Skip the pictures. Repeat everything else in the records word for word.

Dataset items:
———
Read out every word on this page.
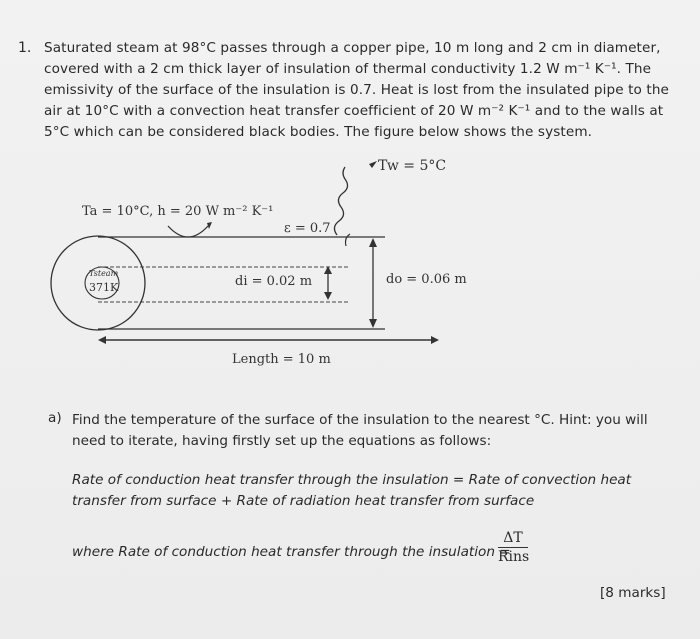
1. Saturated steam at 98°C passes through a copper pipe, 10 m long and 2 cm in diameter,
covered with a 2 cm thick layer of insulation of thermal conductivity 1.2 W m⁻¹ K⁻¹. The
emissivity of the surface of the insulation is 0.7. Heat is lost from the insulated pipe to the
air at 10°C with a convection heat transfer coefficient of 20 W m⁻² K⁻¹ and to the walls at
5°C which can be considered black bodies. The figure below shows the system.
Tw = 5°C
Ta = 10°C, h = 20 W m⁻² K⁻¹
ε = 0.7
Tsteam
371K	di = 0.02 m	do = 0.06 m
Length = 10 m
a) Find the temperature of the surface of the insulation to the nearest °C. Hint: you will
need to iterate, having firstly set up the equations as follows:
Rate of conduction heat transfer through the insulation = Rate of convection heat
transfer from surface + Rate of radiation heat transfer from surface
where Rate of conduction heat transfer through the insulation =
ΔT
Rins
[8 marks]
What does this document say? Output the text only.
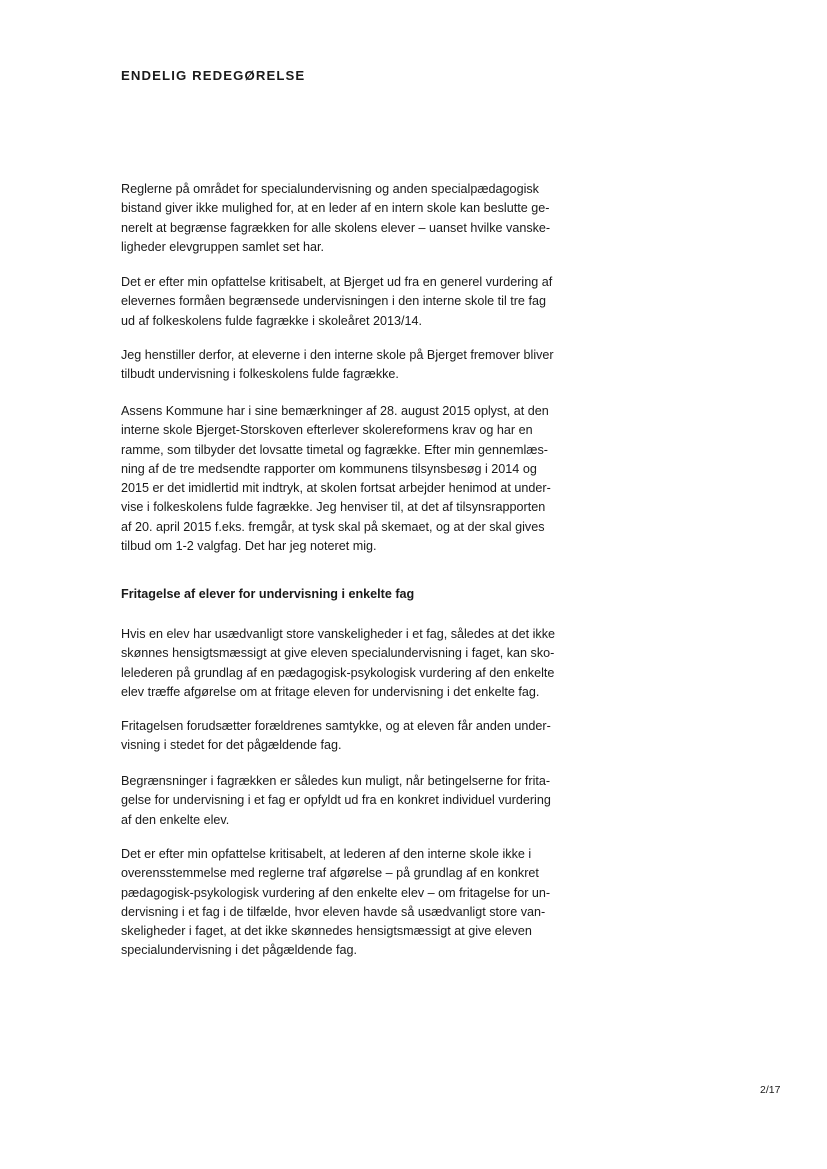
ENDELIG REDEGØRELSE

Reglerne på området for specialundervisning og anden specialpædagogisk
bistand giver ikke mulighed for, at en leder af en intern skole kan beslutte ge-
nerelt at begrænse fagrækken for alle skolens elever – uanset hvilke vanske-
ligheder elevgruppen samlet set har.

Det er efter min opfattelse kritisabelt, at Bjerget ud fra en generel vurdering af
elevernes formåen begrænsede undervisningen i den interne skole til tre fag
ud af folkeskolens fulde fagrække i skoleåret 2013/14.

Jeg henstiller derfor, at eleverne i den interne skole på Bjerget fremover bliver
tilbudt undervisning i folkeskolens fulde fagrække.

Assens Kommune har i sine bemærkninger af 28. august 2015 oplyst, at den
interne skole Bjerget-Storskoven efterlever skolereformens krav og har en
ramme, som tilbyder det lovsatte timetal og fagrække. Efter min gennemlæs-
ning af de tre medsendte rapporter om kommunens tilsynsbesøg i 2014 og
2015 er det imidlertid mit indtryk, at skolen fortsat arbejder henimod at under-
vise i folkeskolens fulde fagrække. Jeg henviser til, at det af tilsynsrapporten
af 20. april 2015 f.eks. fremgår, at tysk skal på skemaet, og at der skal gives
tilbud om 1-2 valgfag. Det har jeg noteret mig.

Fritagelse af elever for undervisning i enkelte fag

Hvis en elev har usædvanligt store vanskeligheder i et fag, således at det ikke
skønnes hensigtsmæssigt at give eleven specialundervisning i faget, kan sko-
lelederen på grundlag af en pædagogisk-psykologisk vurdering af den enkelte
elev træffe afgørelse om at fritage eleven for undervisning i det enkelte fag.

Fritagelsen forudsætter forældrenes samtykke, og at eleven får anden under-
visning i stedet for det pågældende fag.

Begrænsninger i fagrækken er således kun muligt, når betingelserne for frita-
gelse for undervisning i et fag er opfyldt ud fra en konkret individuel vurdering
af den enkelte elev.

Det er efter min opfattelse kritisabelt, at lederen af den interne skole ikke i
overensstemmelse med reglerne traf afgørelse – på grundlag af en konkret
pædagogisk-psykologisk vurdering af den enkelte elev – om fritagelse for un-
dervisning i et fag i de tilfælde, hvor eleven havde så usædvanligt store van-
skeligheder i faget, at det ikke skønnedes hensigtsmæssigt at give eleven
specialundervisning i det pågældende fag.

2/17
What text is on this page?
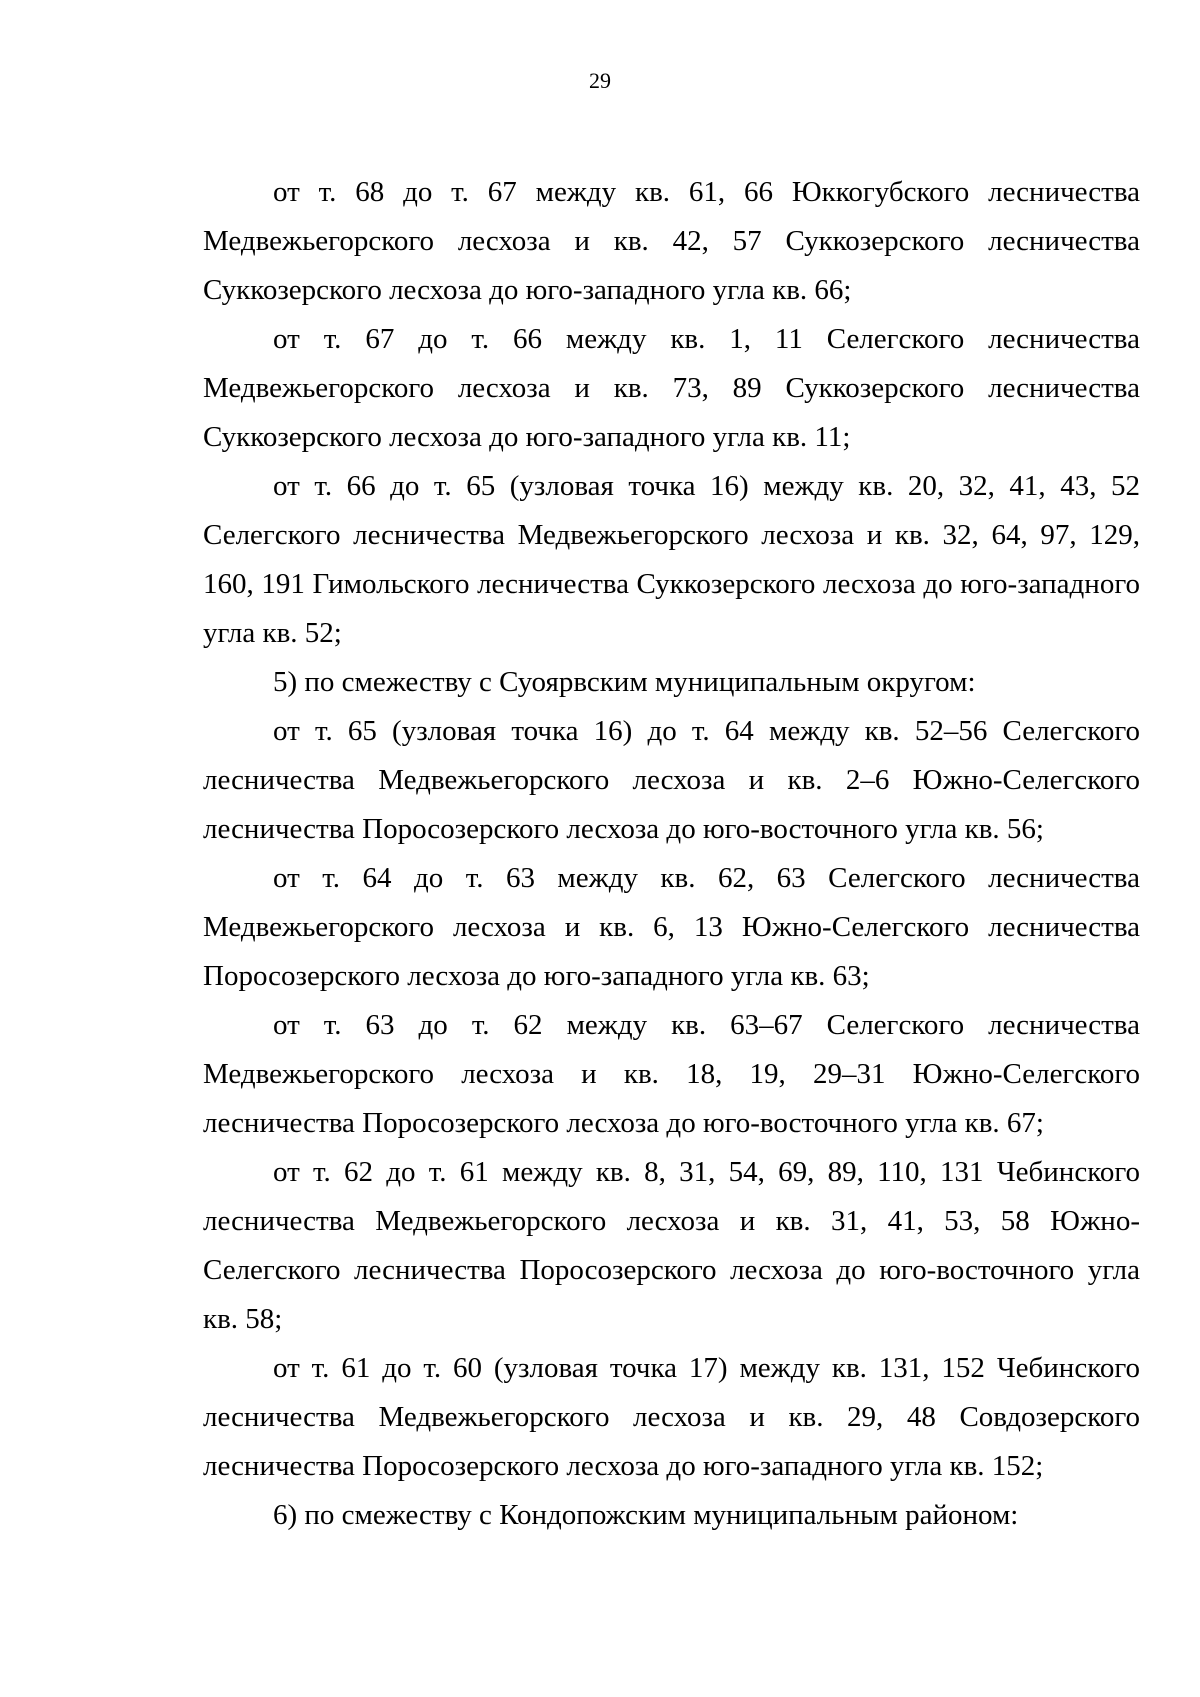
29

от т. 68 до т. 67 между кв. 61, 66 Юккогубского лесничества Медвежьегорского лесхоза и кв. 42, 57 Суккозерского лесничества Суккозерского лесхоза до юго-западного угла кв. 66;

от т. 67 до т. 66 между кв. 1, 11 Селегского лесничества Медвежьегорского лесхоза и кв. 73, 89 Суккозерского лесничества Суккозерского лесхоза до юго-западного угла кв. 11;

от т. 66 до т. 65 (узловая точка 16) между кв. 20, 32, 41, 43, 52 Селегского лесничества Медвежьегорского лесхоза и кв. 32, 64, 97, 129, 160, 191 Гимольского лесничества Суккозерского лесхоза до юго-западного угла кв. 52;

5) по смежеству с Суоярвским муниципальным округом:

от т. 65 (узловая точка 16) до т. 64 между кв. 52–56 Селегского лесничества Медвежьегорского лесхоза и кв. 2–6 Южно-Селегского лесничества Поросозерского лесхоза до юго-восточного угла кв. 56;

от т. 64 до т. 63 между кв. 62, 63 Селегского лесничества Медвежьегорского лесхоза и кв. 6, 13 Южно-Селегского лесничества Поросозерского лесхоза до юго-западного угла кв. 63;

от т. 63 до т. 62 между кв. 63–67 Селегского лесничества Медвежьегорского лесхоза и кв. 18, 19, 29–31 Южно-Селегского лесничества Поросозерского лесхоза до юго-восточного угла кв. 67;

от т. 62 до т. 61 между кв. 8, 31, 54, 69, 89, 110, 131 Чебинского лесничества Медвежьегорского лесхоза и кв. 31, 41, 53, 58 Южно-Селегского лесничества Поросозерского лесхоза до юго-восточного угла кв. 58;

от т. 61 до т. 60 (узловая точка 17) между кв. 131, 152 Чебинского лесничества Медвежьегорского лесхоза и кв. 29, 48 Совдозерского лесничества Поросозерского лесхоза до юго-западного угла кв. 152;

6) по смежеству с Кондопожским муниципальным районом:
———
• _Exercise answer_:
Read out every word on this page.
1. Saturated steam at 98°C passes through a copper pipe, 10 m long and 2 cm in diameter,
covered with a 2 cm thick layer of insulation of thermal conductivity 1.2 W m⁻¹ K⁻¹. The
emissivity of the surface of the insulation is 0.7. Heat is lost from the insulated pipe to the
air at 10°C with a convection heat transfer coefficient of 20 W m⁻² K⁻¹ and to the walls at
5°C which can be considered black bodies. The figure below shows the system.
Tw = 5°C
Ta = 10°C, h = 20 W m⁻² K⁻¹
ε = 0.7
Tsteam
371K	di = 0.02 m	do = 0.06 m
Length = 10 m
a) Find the temperature of the surface of the insulation to the nearest °C. Hint: you will
need to iterate, having firstly set up the equations as follows:
Rate of conduction heat transfer through the insulation = Rate of convection heat
transfer from surface + Rate of radiation heat transfer from surface
where Rate of conduction heat transfer through the insulation =
ΔT
Rins
[8 marks]
What does this document say? Output the text only.
ENDELIG REDEGØRELSE

Reglerne på området for specialundervisning og anden specialpædagogisk
bistand giver ikke mulighed for, at en leder af en intern skole kan beslutte ge-
nerelt at begrænse fagrækken for alle skolens elever – uanset hvilke vanske-
ligheder elevgruppen samlet set har.

Det er efter min opfattelse kritisabelt, at Bjerget ud fra en generel vurdering af
elevernes formåen begrænsede undervisningen i den interne skole til tre fag
ud af folkeskolens fulde fagrække i skoleåret 2013/14.

Jeg henstiller derfor, at eleverne i den interne skole på Bjerget fremover bliver
tilbudt undervisning i folkeskolens fulde fagrække.

Assens Kommune har i sine bemærkninger af 28. august 2015 oplyst, at den
interne skole Bjerget-Storskoven efterlever skolereformens krav og har en
ramme, som tilbyder det lovsatte timetal og fagrække. Efter min gennemlæs-
ning af de tre medsendte rapporter om kommunens tilsynsbesøg i 2014 og
2015 er det imidlertid mit indtryk, at skolen fortsat arbejder henimod at under-
vise i folkeskolens fulde fagrække. Jeg henviser til, at det af tilsynsrapporten
af 20. april 2015 f.eks. fremgår, at tysk skal på skemaet, og at der skal gives
tilbud om 1-2 valgfag. Det har jeg noteret mig.

Fritagelse af elever for undervisning i enkelte fag

Hvis en elev har usædvanligt store vanskeligheder i et fag, således at det ikke
skønnes hensigtsmæssigt at give eleven specialundervisning i faget, kan sko-
lelederen på grundlag af en pædagogisk-psykologisk vurdering af den enkelte
elev træffe afgørelse om at fritage eleven for undervisning i det enkelte fag.

Fritagelsen forudsætter forældrenes samtykke, og at eleven får anden under-
visning i stedet for det pågældende fag.

Begrænsninger i fagrækken er således kun muligt, når betingelserne for frita-
gelse for undervisning i et fag er opfyldt ud fra en konkret individuel vurdering
af den enkelte elev.

Det er efter min opfattelse kritisabelt, at lederen af den interne skole ikke i
overensstemmelse med reglerne traf afgørelse – på grundlag af en konkret
pædagogisk-psykologisk vurdering af den enkelte elev – om fritagelse for un-
dervisning i et fag i de tilfælde, hvor eleven havde så usædvanligt store van-
skeligheder i faget, at det ikke skønnedes hensigtsmæssigt at give eleven
specialundervisning i det pågældende fag.

2/17
What text is on this page?
29

от т. 68 до т. 67 между кв. 61, 66 Юккогубского лесничества Медвежьегорского лесхоза и кв. 42, 57 Суккозерского лесничества Суккозерского лесхоза до юго-западного угла кв. 66;

от т. 67 до т. 66 между кв. 1, 11 Селегского лесничества Медвежьегорского лесхоза и кв. 73, 89 Суккозерского лесничества Суккозерского лесхоза до юго-западного угла кв. 11;

от т. 66 до т. 65 (узловая точка 16) между кв. 20, 32, 41, 43, 52 Селегского лесничества Медвежьегорского лесхоза и кв. 32, 64, 97, 129, 160, 191 Гимольского лесничества Суккозерского лесхоза до юго-западного угла кв. 52;

5) по смежеству с Суоярвским муниципальным округом:

от т. 65 (узловая точка 16) до т. 64 между кв. 52–56 Селегского лесничества Медвежьегорского лесхоза и кв. 2–6 Южно-Селегского лесничества Поросозерского лесхоза до юго-восточного угла кв. 56;

от т. 64 до т. 63 между кв. 62, 63 Селегского лесничества Медвежьегорского лесхоза и кв. 6, 13 Южно-Селегского лесничества Поросозерского лесхоза до юго-западного угла кв. 63;

от т. 63 до т. 62 между кв. 63–67 Селегского лесничества Медвежьегорского лесхоза и кв. 18, 19, 29–31 Южно-Селегского лесничества Поросозерского лесхоза до юго-восточного угла кв. 67;

от т. 62 до т. 61 между кв. 8, 31, 54, 69, 89, 110, 131 Чебинского лесничества Медвежьегорского лесхоза и кв. 31, 41, 53, 58 Южно-Селегского лесничества Поросозерского лесхоза до юго-восточного угла кв. 58;

от т. 61 до т. 60 (узловая точка 17) между кв. 131, 152 Чебинского лесничества Медвежьегорского лесхоза и кв. 29, 48 Совдозерского лесничества Поросозерского лесхоза до юго-западного угла кв. 152;

6) по смежеству с Кондопожским муниципальным районом:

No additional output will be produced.